**Stored records:**
┄┄┄┄┄┄
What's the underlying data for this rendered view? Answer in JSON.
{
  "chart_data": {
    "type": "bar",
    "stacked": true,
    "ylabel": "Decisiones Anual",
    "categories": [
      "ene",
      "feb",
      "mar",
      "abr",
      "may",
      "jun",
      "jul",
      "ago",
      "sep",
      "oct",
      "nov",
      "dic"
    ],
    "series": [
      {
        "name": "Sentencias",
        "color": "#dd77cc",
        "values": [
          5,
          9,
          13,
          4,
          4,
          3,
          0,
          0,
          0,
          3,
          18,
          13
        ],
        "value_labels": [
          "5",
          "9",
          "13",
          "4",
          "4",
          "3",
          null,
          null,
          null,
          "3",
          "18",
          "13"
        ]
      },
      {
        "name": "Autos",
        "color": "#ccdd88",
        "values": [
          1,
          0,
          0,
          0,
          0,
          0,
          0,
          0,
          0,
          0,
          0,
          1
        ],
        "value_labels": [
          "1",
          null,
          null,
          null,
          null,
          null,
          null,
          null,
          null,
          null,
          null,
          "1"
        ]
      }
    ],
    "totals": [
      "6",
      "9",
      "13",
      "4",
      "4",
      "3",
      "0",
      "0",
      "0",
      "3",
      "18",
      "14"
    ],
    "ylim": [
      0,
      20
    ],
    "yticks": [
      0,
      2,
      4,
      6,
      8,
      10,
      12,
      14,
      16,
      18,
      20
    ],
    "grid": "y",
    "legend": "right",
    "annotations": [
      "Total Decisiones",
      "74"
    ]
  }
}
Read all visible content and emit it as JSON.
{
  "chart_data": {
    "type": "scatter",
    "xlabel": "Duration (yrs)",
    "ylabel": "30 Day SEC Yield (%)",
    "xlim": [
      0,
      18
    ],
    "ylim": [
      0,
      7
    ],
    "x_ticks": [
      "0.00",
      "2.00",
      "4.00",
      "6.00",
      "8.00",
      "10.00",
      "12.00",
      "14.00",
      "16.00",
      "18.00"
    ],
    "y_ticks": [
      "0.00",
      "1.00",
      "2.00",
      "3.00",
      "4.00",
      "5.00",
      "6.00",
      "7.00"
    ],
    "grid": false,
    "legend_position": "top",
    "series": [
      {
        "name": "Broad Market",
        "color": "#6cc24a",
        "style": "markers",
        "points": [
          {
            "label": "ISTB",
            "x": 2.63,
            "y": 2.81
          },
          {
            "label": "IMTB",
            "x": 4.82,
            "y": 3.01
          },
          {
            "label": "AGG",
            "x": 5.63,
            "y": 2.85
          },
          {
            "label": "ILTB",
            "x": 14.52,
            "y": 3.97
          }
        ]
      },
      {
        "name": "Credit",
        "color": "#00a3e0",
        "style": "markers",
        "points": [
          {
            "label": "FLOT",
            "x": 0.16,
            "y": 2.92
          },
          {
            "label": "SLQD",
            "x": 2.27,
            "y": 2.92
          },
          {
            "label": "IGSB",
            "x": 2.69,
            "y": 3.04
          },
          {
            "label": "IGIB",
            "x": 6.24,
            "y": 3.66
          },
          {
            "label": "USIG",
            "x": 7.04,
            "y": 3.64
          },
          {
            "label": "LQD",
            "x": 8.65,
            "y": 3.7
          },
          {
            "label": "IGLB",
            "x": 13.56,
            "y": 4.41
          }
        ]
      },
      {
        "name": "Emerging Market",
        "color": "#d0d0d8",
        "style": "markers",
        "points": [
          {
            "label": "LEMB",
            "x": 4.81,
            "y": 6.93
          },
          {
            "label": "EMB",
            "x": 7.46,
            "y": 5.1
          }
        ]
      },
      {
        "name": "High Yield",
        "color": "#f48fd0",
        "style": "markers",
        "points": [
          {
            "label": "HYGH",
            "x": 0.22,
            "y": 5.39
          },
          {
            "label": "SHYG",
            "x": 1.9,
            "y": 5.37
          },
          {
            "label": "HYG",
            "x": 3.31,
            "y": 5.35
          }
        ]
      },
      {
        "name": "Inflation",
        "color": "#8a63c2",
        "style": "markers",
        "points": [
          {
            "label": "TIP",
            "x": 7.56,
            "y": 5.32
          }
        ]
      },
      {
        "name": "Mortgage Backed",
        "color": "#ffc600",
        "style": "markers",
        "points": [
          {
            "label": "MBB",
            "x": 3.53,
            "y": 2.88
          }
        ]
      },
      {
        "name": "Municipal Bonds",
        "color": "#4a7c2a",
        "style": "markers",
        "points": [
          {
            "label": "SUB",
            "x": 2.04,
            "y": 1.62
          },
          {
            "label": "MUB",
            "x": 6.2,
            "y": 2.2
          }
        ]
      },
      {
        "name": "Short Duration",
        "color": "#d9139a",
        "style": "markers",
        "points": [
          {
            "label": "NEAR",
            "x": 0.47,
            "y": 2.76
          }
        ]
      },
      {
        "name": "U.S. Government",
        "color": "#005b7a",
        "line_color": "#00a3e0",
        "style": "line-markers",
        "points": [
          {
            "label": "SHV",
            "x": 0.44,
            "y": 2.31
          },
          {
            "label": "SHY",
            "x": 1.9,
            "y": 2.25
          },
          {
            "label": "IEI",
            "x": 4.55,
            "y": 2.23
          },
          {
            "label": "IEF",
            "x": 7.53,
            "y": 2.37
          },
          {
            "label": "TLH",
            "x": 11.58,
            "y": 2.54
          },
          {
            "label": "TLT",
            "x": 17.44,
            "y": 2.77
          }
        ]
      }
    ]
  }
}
┄┄┄┄┄┄
**Problem details:** Please set down each line of the records exactly as given.

**Problem solution:**
What's the underlying data for this rendered view? Answer in JSON.
{
  "chart_data": {
    "type": "bar",
    "stacked": true,
    "ylabel": "Decisiones Anual",
    "categories": [
      "ene",
      "feb",
      "mar",
      "abr",
      "may",
      "jun",
      "jul",
      "ago",
      "sep",
      "oct",
      "nov",
      "dic"
    ],
    "series": [
      {
        "name": "Sentencias",
        "color": "#dd77cc",
        "values": [
          5,
          9,
          13,
          4,
          4,
          3,
          0,
          0,
          0,
          3,
          18,
          13
        ],
        "value_labels": [
          "5",
          "9",
          "13",
          "4",
          "4",
          "3",
          null,
          null,
          null,
          "3",
          "18",
          "13"
        ]
      },
      {
        "name": "Autos",
        "color": "#ccdd88",
        "values": [
          1,
          0,
          0,
          0,
          0,
          0,
          0,
          0,
          0,
          0,
          0,
          1
        ],
        "value_labels": [
          "1",
          null,
          null,
          null,
          null,
          null,
          null,
          null,
          null,
          null,
          null,
          "1"
        ]
      }
    ],
    "totals": [
      "6",
      "9",
      "13",
      "4",
      "4",
      "3",
      "0",
      "0",
      "0",
      "3",
      "18",
      "14"
    ],
    "ylim": [
      0,
      20
    ],
    "yticks": [
      0,
      2,
      4,
      6,
      8,
      10,
      12,
      14,
      16,
      18,
      20
    ],
    "grid": "y",
    "legend": "right",
    "annotations": [
      "Total Decisiones",
      "74"
    ]
  }
}
Read all visible content and emit it as JSON.
{
  "chart_data": {
    "type": "scatter",
    "xlabel": "Duration (yrs)",
    "ylabel": "30 Day SEC Yield (%)",
    "xlim": [
      0,
      18
    ],
    "ylim": [
      0,
      7
    ],
    "x_ticks": [
      "0.00",
      "2.00",
      "4.00",
      "6.00",
      "8.00",
      "10.00",
      "12.00",
      "14.00",
      "16.00",
      "18.00"
    ],
    "y_ticks": [
      "0.00",
      "1.00",
      "2.00",
      "3.00",
      "4.00",
      "5.00",
      "6.00",
      "7.00"
    ],
    "grid": false,
    "legend_position": "top",
    "series": [
      {
        "name": "Broad Market",
        "color": "#6cc24a",
        "style": "markers",
        "points": [
          {
            "label": "ISTB",
            "x": 2.63,
            "y": 2.81
          },
          {
            "label": "IMTB",
            "x": 4.82,
            "y": 3.01
          },
          {
            "label": "AGG",
            "x": 5.63,
            "y": 2.85
          },
          {
            "label": "ILTB",
            "x": 14.52,
            "y": 3.97
          }
        ]
      },
      {
        "name": "Credit",
        "color": "#00a3e0",
        "style": "markers",
        "points": [
          {
            "label": "FLOT",
            "x": 0.16,
            "y": 2.92
          },
          {
            "label": "SLQD",
            "x": 2.27,
            "y": 2.92
          },
          {
            "label": "IGSB",
            "x": 2.69,
            "y": 3.04
          },
          {
            "label": "IGIB",
            "x": 6.24,
            "y": 3.66
          },
          {
            "label": "USIG",
            "x": 7.04,
            "y": 3.64
          },
          {
            "label": "LQD",
            "x": 8.65,
            "y": 3.7
          },
          {
            "label": "IGLB",
            "x": 13.56,
            "y": 4.41
          }
        ]
      },
      {
        "name": "Emerging Market",
        "color": "#d0d0d8",
        "style": "markers",
        "points": [
          {
            "label": "LEMB",
            "x": 4.81,
            "y": 6.93
          },
          {
            "label": "EMB",
            "x": 7.46,
            "y": 5.1
          }
        ]
      },
      {
        "name": "High Yield",
        "color": "#f48fd0",
        "style": "markers",
        "points": [
          {
            "label": "HYGH",
            "x": 0.22,
            "y": 5.39
          },
          {
            "label": "SHYG",
            "x": 1.9,
            "y": 5.37
          },
          {
            "label": "HYG",
            "x": 3.31,
            "y": 5.35
          }
        ]
      },
      {
        "name": "Inflation",
        "color": "#8a63c2",
        "style": "markers",
        "points": [
          {
            "label": "TIP",
            "x": 7.56,
            "y": 5.32
          }
        ]
      },
      {
        "name": "Mortgage Backed",
        "color": "#ffc600",
        "style": "markers",
        "points": [
          {
            "label": "MBB",
            "x": 3.53,
            "y": 2.88
          }
        ]
      },
      {
        "name": "Municipal Bonds",
        "color": "#4a7c2a",
        "style": "markers",
        "points": [
          {
            "label": "SUB",
            "x": 2.04,
            "y": 1.62
          },
          {
            "label": "MUB",
            "x": 6.2,
            "y": 2.2
          }
        ]
      },
      {
        "name": "Short Duration",
        "color": "#d9139a",
        "style": "markers",
        "points": [
          {
            "label": "NEAR",
            "x": 0.47,
            "y": 2.76
          }
        ]
      },
      {
        "name": "U.S. Government",
        "color": "#005b7a",
        "line_color": "#00a3e0",
        "style": "line-markers",
        "points": [
          {
            "label": "SHV",
            "x": 0.44,
            "y": 2.31
          },
          {
            "label": "SHY",
            "x": 1.9,
            "y": 2.25
          },
          {
            "label": "IEI",
            "x": 4.55,
            "y": 2.23
          },
          {
            "label": "IEF",
            "x": 7.53,
            "y": 2.37
          },
          {
            "label": "TLH",
            "x": 11.58,
            "y": 2.54
          },
          {
            "label": "TLT",
            "x": 17.44,
            "y": 2.77
          }
        ]
      }
    ]
  }
}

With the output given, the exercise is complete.